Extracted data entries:
________________________

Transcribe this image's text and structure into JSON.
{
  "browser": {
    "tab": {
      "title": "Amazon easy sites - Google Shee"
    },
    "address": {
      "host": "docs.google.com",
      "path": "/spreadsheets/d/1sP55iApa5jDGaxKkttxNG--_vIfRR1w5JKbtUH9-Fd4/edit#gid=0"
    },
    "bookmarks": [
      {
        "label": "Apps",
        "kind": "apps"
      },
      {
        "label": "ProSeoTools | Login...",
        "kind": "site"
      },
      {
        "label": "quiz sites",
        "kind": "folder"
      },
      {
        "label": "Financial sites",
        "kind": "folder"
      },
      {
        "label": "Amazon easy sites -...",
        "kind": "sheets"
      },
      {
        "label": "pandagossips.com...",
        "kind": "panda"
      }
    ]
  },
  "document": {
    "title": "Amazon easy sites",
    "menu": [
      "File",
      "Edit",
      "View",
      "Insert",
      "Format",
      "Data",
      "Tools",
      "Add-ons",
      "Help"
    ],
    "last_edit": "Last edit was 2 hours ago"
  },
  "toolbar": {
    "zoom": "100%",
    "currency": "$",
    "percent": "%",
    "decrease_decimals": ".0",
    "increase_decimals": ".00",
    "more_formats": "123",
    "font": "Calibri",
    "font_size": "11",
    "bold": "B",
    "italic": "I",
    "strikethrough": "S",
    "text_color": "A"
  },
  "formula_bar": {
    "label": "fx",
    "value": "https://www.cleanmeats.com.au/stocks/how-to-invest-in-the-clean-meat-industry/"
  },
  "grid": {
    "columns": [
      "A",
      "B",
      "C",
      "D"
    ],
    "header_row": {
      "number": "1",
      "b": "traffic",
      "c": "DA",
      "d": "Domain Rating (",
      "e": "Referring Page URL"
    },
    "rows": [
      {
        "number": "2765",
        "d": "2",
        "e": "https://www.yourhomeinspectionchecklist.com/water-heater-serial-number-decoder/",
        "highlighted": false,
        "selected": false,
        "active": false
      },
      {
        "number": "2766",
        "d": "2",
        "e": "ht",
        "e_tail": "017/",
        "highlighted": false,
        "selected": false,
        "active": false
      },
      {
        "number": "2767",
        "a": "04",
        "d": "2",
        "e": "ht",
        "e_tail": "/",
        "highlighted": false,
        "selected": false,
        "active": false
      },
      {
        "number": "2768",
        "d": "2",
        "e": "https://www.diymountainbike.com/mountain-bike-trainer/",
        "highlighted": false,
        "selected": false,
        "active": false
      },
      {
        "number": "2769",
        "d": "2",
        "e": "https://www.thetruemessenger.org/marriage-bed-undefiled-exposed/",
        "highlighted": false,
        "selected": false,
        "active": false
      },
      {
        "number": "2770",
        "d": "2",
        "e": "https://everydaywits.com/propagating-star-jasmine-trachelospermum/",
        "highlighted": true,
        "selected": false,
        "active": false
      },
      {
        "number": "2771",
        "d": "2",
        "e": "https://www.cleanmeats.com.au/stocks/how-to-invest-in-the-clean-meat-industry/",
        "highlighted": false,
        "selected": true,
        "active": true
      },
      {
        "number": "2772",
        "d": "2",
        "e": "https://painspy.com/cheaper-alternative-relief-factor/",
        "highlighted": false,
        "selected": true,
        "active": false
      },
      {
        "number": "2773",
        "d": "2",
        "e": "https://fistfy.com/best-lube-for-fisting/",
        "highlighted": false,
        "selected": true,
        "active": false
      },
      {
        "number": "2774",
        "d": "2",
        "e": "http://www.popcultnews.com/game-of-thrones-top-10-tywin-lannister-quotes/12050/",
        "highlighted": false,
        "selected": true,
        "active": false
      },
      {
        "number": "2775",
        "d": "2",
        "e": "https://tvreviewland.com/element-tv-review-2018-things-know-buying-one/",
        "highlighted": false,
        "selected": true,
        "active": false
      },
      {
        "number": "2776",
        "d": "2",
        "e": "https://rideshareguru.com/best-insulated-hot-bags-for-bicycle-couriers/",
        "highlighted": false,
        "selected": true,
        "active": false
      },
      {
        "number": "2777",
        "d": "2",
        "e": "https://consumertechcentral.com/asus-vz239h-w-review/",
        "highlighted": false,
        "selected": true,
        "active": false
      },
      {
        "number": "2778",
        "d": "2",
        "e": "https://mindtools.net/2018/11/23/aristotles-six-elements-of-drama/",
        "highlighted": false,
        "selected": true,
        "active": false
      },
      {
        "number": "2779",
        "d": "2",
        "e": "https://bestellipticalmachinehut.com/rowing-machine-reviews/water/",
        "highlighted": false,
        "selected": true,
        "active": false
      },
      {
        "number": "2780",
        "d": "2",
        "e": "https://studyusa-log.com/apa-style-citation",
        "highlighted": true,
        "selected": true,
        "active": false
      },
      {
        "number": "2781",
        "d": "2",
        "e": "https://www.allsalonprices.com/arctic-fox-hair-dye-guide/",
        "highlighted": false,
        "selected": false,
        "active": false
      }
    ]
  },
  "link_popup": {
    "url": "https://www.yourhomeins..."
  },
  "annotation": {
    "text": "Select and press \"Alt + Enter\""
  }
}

________________________

Copy, from the material, each line that holds the string "kind".

        "kind": "apps"
        "kind": "site"
        "kind": "folder"
        "kind": "folder"
        "kind": "sheets"
        "kind": "panda"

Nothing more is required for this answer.